=== Material provided ===
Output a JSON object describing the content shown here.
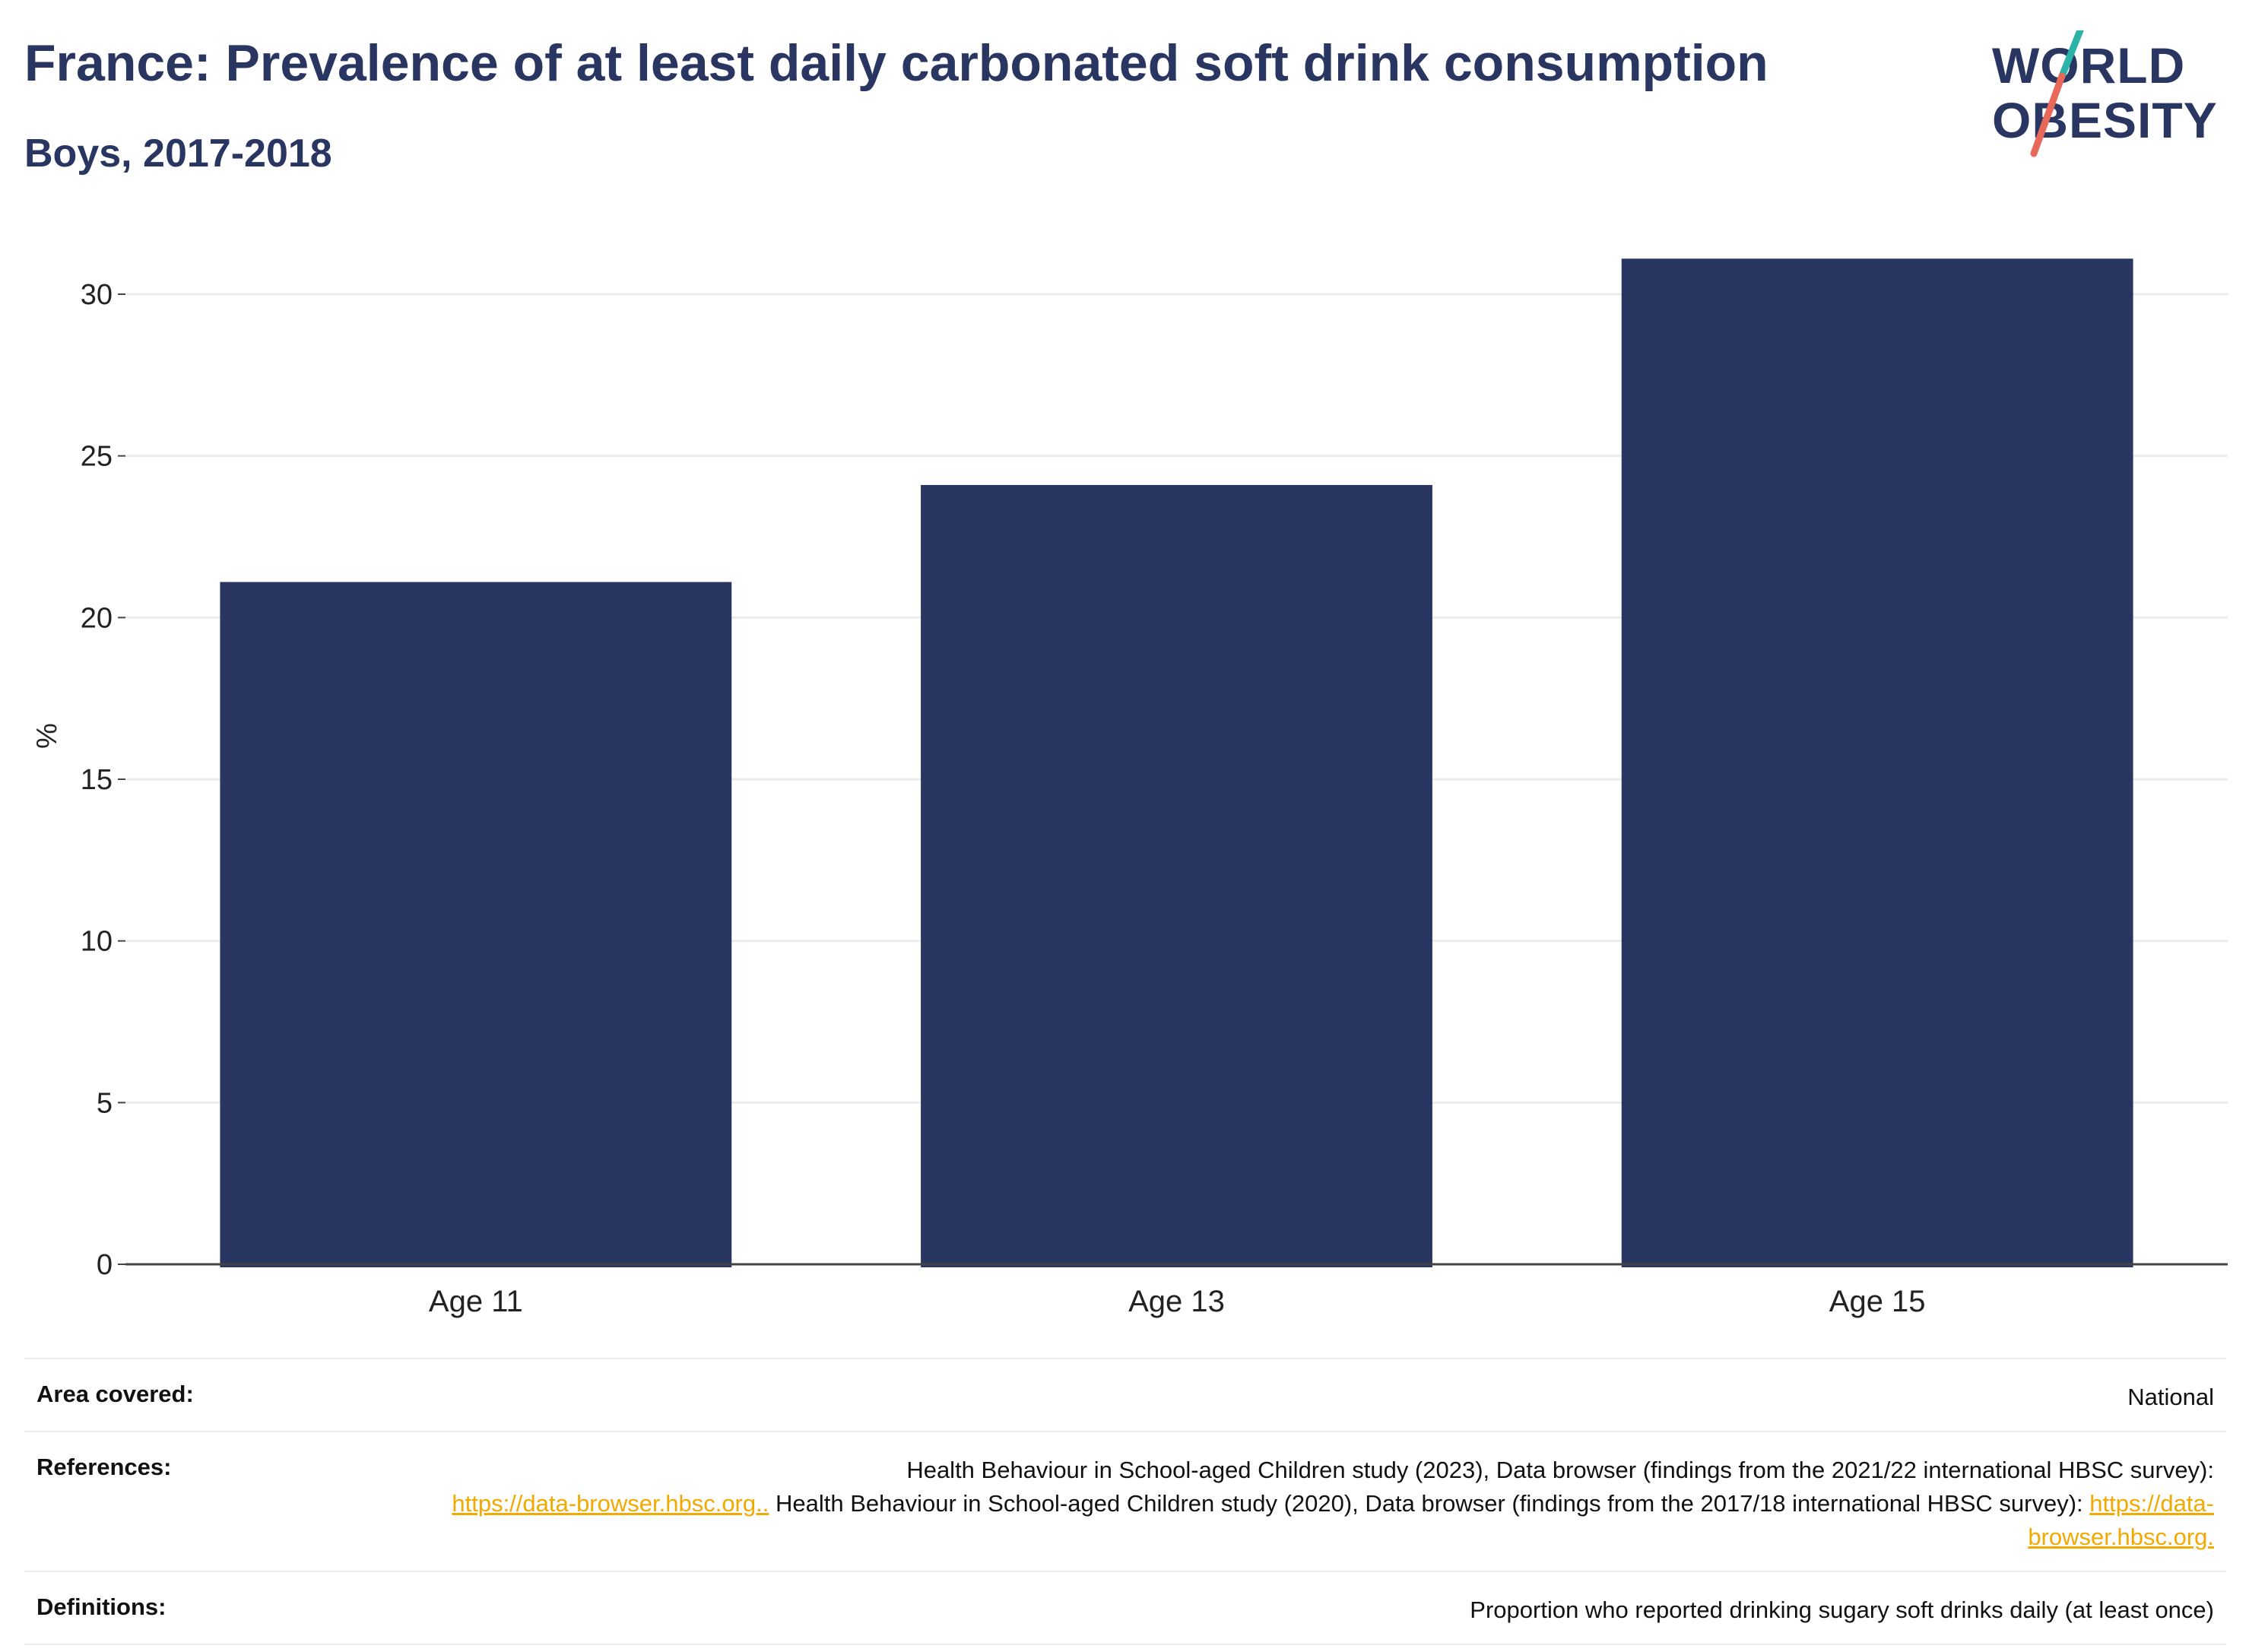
{
  "header": {
    "title": "France: Prevalence of at least daily carbonated soft drink consumption",
    "subtitle": "Boys, 2017-2018"
  },
  "logo": {
    "line1": "WORLD",
    "line2": "OBESITY",
    "colors": {
      "text": "#2a3662",
      "stroke_top": "#2ab3a8",
      "stroke_bottom": "#e8685a"
    }
  },
  "chart_data": {
    "type": "bar",
    "categories": [
      "Age 11",
      "Age 13",
      "Age 15"
    ],
    "values": [
      21.1,
      24.1,
      31.1
    ],
    "ylabel": "%",
    "ylim": [
      0,
      32.5
    ],
    "yticks": [
      0,
      5,
      10,
      15,
      20,
      25,
      30
    ],
    "grid": true,
    "bar_color": "#2a3662"
  },
  "info": {
    "area_label": "Area covered:",
    "area_value": "National",
    "references_label": "References:",
    "references_text_1": "Health Behaviour in School-aged Children study (2023), Data browser (findings from the 2021/22 international HBSC survey):",
    "references_link_1": "https://data-browser.hbsc.org..",
    "references_text_2": " Health Behaviour in School-aged Children study (2020), Data browser (findings from the 2017/18 international HBSC survey): ",
    "references_link_2": "https://data-browser.hbsc.org.",
    "definitions_label": "Definitions:",
    "definitions_value": "Proportion who reported drinking sugary soft drinks daily (at least once)",
    "link_color": "#f2a900"
  }
}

=== Exercise details ===
Show every line where the string "from" appears.

=== Answer to this exercise ===
    "references_text_1": "Health Behaviour in School-aged Children study (2023), Data browser (findings from the 2021/22 international HBSC survey):",
    "references_text_2": " Health Behaviour in School-aged Children study (2020), Data browser (findings from the 2017/18 international HBSC survey): ",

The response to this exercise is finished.